YOUR OBJECTIVE - Gather all lines with the word "Mark" in them.

Stored data entries
╭──

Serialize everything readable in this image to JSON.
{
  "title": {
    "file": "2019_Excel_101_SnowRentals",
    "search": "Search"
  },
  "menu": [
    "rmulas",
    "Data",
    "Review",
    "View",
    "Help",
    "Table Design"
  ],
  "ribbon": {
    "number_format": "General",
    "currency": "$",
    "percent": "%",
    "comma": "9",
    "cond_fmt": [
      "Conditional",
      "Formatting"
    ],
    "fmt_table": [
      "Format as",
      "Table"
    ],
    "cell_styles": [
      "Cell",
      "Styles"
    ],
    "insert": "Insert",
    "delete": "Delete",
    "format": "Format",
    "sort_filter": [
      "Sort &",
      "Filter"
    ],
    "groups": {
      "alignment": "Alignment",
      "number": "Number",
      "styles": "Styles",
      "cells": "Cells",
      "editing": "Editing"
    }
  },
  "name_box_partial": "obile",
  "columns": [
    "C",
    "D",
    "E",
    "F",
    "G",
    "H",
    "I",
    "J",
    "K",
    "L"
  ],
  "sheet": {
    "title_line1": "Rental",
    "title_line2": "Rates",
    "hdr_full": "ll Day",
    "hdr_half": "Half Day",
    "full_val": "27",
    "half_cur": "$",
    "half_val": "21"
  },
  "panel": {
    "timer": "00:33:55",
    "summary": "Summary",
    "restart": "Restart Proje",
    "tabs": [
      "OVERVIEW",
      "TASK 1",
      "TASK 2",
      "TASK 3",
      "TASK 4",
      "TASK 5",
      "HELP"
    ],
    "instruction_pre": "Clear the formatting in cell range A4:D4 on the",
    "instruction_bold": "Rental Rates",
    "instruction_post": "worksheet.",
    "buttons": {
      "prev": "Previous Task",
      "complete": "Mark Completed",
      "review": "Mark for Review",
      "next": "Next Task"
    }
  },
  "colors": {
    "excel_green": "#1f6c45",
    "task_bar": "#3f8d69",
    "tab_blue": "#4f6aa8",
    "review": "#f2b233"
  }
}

╰──

CORRECT OUTPUT -
      "complete": "Mark Completed",
      "review": "Mark for Review",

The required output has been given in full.